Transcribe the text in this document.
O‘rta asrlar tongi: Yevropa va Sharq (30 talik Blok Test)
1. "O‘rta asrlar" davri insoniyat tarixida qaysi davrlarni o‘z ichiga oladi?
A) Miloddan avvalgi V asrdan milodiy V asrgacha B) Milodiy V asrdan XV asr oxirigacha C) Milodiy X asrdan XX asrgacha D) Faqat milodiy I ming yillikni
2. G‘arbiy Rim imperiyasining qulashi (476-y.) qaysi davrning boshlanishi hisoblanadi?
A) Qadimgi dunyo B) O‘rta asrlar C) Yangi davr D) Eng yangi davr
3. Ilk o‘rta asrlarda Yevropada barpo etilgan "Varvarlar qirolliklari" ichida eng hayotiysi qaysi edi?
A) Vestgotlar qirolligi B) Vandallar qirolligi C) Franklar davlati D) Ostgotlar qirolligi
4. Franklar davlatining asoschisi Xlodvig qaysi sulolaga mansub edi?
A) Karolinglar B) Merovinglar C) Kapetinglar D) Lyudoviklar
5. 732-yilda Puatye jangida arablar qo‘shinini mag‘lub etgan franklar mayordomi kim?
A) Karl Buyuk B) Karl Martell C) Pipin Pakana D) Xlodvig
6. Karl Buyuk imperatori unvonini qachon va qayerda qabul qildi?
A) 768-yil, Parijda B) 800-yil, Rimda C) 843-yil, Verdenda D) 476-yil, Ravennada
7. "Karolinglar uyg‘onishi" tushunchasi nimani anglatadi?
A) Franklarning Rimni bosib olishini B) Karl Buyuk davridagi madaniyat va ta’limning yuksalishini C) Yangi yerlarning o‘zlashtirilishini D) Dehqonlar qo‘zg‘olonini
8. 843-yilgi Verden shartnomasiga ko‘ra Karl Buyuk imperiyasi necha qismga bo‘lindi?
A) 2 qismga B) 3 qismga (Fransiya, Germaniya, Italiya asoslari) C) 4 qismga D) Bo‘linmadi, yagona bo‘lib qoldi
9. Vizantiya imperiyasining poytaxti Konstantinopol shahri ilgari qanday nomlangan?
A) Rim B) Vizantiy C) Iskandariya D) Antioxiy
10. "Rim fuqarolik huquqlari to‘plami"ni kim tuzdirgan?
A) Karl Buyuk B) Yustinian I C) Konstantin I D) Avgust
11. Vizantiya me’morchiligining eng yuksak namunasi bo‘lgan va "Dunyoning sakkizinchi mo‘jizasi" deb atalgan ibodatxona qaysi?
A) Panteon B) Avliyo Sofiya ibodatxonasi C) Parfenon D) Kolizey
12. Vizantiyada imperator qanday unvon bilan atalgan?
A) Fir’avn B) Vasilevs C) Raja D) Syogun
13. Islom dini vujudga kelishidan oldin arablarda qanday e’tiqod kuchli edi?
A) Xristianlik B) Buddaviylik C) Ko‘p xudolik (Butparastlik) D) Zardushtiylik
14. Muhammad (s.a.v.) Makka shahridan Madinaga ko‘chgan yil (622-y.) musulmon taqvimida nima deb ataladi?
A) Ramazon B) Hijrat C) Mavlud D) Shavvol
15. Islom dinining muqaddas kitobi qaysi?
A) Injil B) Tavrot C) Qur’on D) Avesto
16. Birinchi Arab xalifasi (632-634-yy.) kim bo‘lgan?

────────────────────────────────────────

Task statement
Copy every line that contains the string "qanday".

Response below
9. Vizantiya imperiyasining poytaxti Konstantinopol shahri ilgari qanday nomlangan?
12. Vizantiyada imperator qanday unvon bilan atalgan?
13. Islom dini vujudga kelishidan oldin arablarda qanday e’tiqod kuchli edi?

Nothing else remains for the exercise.